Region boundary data
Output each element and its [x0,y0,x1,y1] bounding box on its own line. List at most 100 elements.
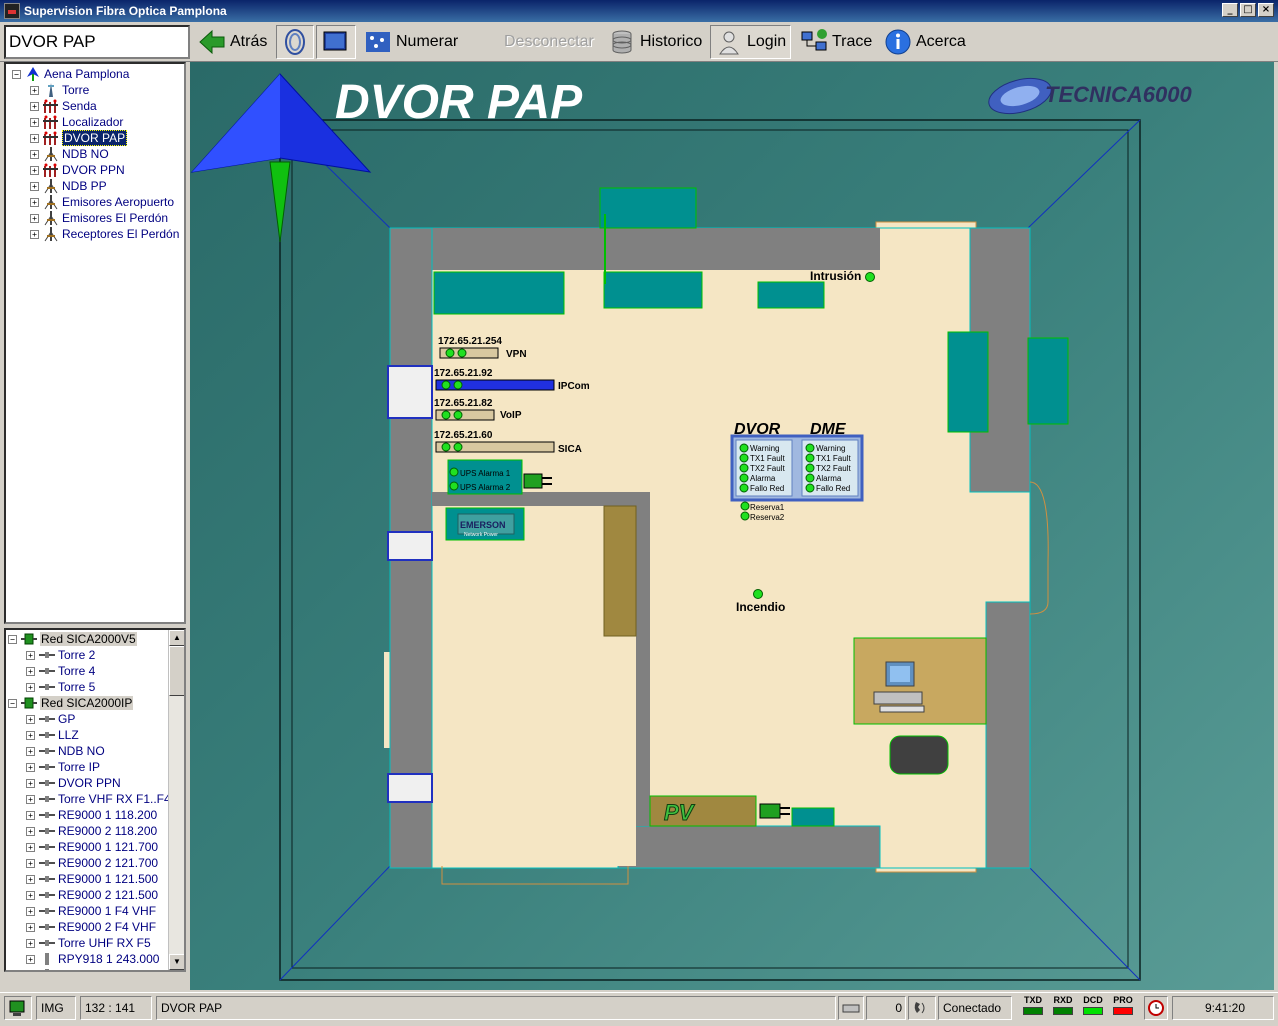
network-icon [21,697,37,709]
expand-icon[interactable]: + [30,229,39,239]
network-node[interactable]: + RE9000 2 121.500 [26,887,158,903]
expand-icon[interactable]: + [26,858,35,868]
expand-icon[interactable]: + [30,133,39,143]
expand-icon[interactable]: + [26,794,35,804]
expand-icon[interactable]: + [26,954,35,964]
network-node[interactable]: + RE9000 2 118.200 [26,823,157,839]
expand-icon[interactable]: + [26,730,35,740]
expand-icon[interactable]: + [30,117,39,127]
network-node[interactable]: + RE9000 1 121.700 [26,839,158,855]
reserva-1: Reserva1 [750,503,785,512]
login-button[interactable]: Login [710,25,792,59]
trace-button[interactable]: Trace [796,25,876,59]
acerca-button[interactable]: Acerca [880,25,970,59]
expand-icon[interactable]: + [30,181,39,191]
numerar-button[interactable]: Numerar [360,25,462,59]
expand-icon[interactable]: + [30,101,39,111]
intrusion-led[interactable] [865,272,875,282]
network-node[interactable]: + RE9000 2 F4 VHF [26,919,156,935]
link-node-icon [39,764,55,770]
location-field[interactable]: DVOR PAP [4,25,190,59]
tree-item[interactable]: + DVOR PAP [30,130,128,146]
expand-icon[interactable]: + [26,874,35,884]
expand-icon[interactable]: + [30,149,39,159]
database-icon [612,30,632,54]
expand-icon[interactable]: + [26,714,35,724]
expand-icon[interactable]: + [26,810,35,820]
network-node[interactable]: + Torre 5 [26,679,95,695]
trace-label: Trace [832,33,873,50]
scroll-thumb[interactable] [169,646,184,696]
tree-item[interactable]: + Emisores Aeropuerto [30,194,174,210]
tree-item[interactable]: + NDB PP [30,178,107,194]
tree-root[interactable]: − Aena Pamplona [12,66,129,82]
expand-icon[interactable]: + [30,165,39,175]
window-title: Supervision Fibra Optica Pamplona [24,4,227,18]
network-node[interactable]: + LLZ [26,727,79,743]
network-node[interactable]: + Torre VHF RX F1..F4 [26,791,171,807]
expand-icon[interactable]: + [26,778,35,788]
tree-item[interactable]: + Senda [30,98,97,114]
network-tree-scrollbar[interactable]: ▲ ▼ [168,630,184,970]
link-button[interactable] [276,25,314,59]
network-node[interactable]: + NDB NO [26,743,105,759]
expand-icon[interactable]: + [26,826,35,836]
expand-icon[interactable]: + [26,682,35,692]
network-node[interactable]: + RE9000 1 118.200 [26,807,157,823]
incendio-led[interactable] [753,589,763,599]
network-node[interactable]: + RPY918 1 243.000 [26,951,159,967]
close-button[interactable]: × [1258,3,1274,17]
expand-icon[interactable]: + [26,906,35,916]
expand-icon[interactable]: + [30,85,39,95]
network-node-label: RE9000 2 121.500 [58,888,159,902]
expand-icon[interactable]: + [26,746,35,756]
collapse-icon[interactable]: − [8,698,17,708]
network-map-icon [366,32,390,52]
expand-icon[interactable]: + [30,213,39,223]
network-node[interactable]: + Torre IP [26,759,100,775]
expand-icon[interactable]: + [30,197,39,207]
desconectar-button[interactable]: Desconectar [500,25,598,59]
network-node[interactable]: + Torre 2 [26,647,95,663]
network-node[interactable]: + RE9000 1 121.500 [26,871,158,887]
network-node[interactable]: + RPY918 2 243.000 [26,967,159,973]
network-node[interactable]: + RE9000 2 121.700 [26,855,158,871]
minimize-button[interactable]: _ [1222,3,1238,17]
network-node[interactable]: + GP [26,711,75,727]
network-group[interactable]: − Red SICA2000IP [8,695,134,711]
historico-button[interactable]: Historico [604,25,706,59]
expand-icon[interactable]: + [26,842,35,852]
reserva-2: Reserva2 [750,513,785,522]
expand-icon[interactable]: + [26,650,35,660]
collapse-icon[interactable]: − [12,69,21,79]
dme-alarm-panel[interactable]: WarningTX1 FaultTX2 FaultAlarmaFallo Red [801,439,859,497]
network-node[interactable]: + RE9000 1 F4 VHF [26,903,156,919]
drive-icon [842,1004,860,1013]
dvor-alarm-panel[interactable]: WarningTX1 FaultTX2 FaultAlarmaFallo Red [735,439,793,497]
emerson-unit[interactable]: EMERSON Network Power [445,507,525,541]
back-button[interactable]: Atrás [194,25,271,59]
maximize-button[interactable]: □ [1240,3,1256,17]
expand-icon[interactable]: + [26,762,35,772]
network-node[interactable]: + Torre UHF RX F5 [26,935,151,951]
scroll-up-icon[interactable]: ▲ [169,630,184,646]
expand-icon[interactable]: + [26,938,35,948]
scroll-down-icon[interactable]: ▼ [169,954,184,970]
network-node[interactable]: + DVOR PPN [26,775,121,791]
tree-item[interactable]: + Emisores El Perdón [30,210,168,226]
expand-icon[interactable]: + [26,922,35,932]
collapse-icon[interactable]: − [8,634,17,644]
tree-item[interactable]: + DVOR PPN [30,162,125,178]
network-node[interactable]: + Torre 4 [26,663,95,679]
device-name: SICA [558,444,582,455]
expand-icon[interactable]: + [26,890,35,900]
expand-icon[interactable]: + [26,666,35,676]
tree-item[interactable]: + NDB NO [30,146,109,162]
screen-button[interactable] [316,25,356,59]
network-node-label: Torre 5 [58,680,96,694]
tree-item[interactable]: + Torre [30,82,89,98]
network-group[interactable]: − Red SICA2000V5 [8,631,137,647]
tree-item[interactable]: + Localizador [30,114,123,130]
tree-item[interactable]: + Receptores El Perdón [30,226,179,242]
expand-icon[interactable]: + [26,971,35,973]
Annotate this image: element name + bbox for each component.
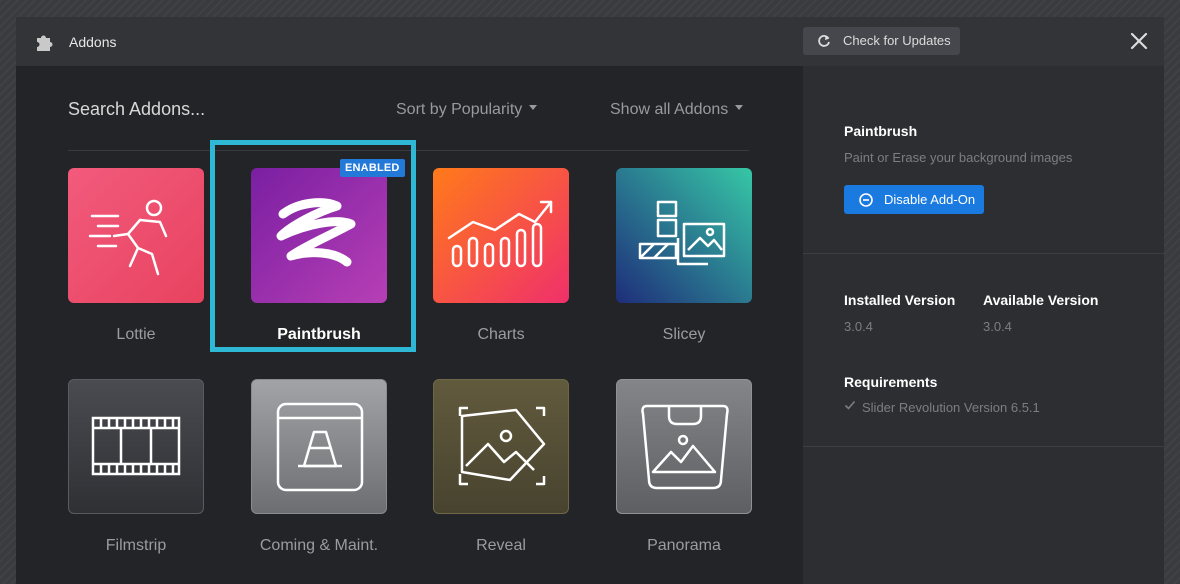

WORK TO DO — Reproduce only the lines from the line with "network-icon [21,697,37,709]" to the line with "expand-icon[interactable]: + [26,794,35,804]", substituting "RE9500" for "RE9000" and leaving everything else unchanged.

RESULT OF THE EXERCISE —
network-icon [21,697,37,709]
expand-icon[interactable]: + [30,229,39,239]
network-node[interactable]: + RE9500 2 121.500 [26,887,158,903]
expand-icon[interactable]: + [26,858,35,868]
expand-icon[interactable]: + [30,133,39,143]
expand-icon[interactable]: + [26,794,35,804]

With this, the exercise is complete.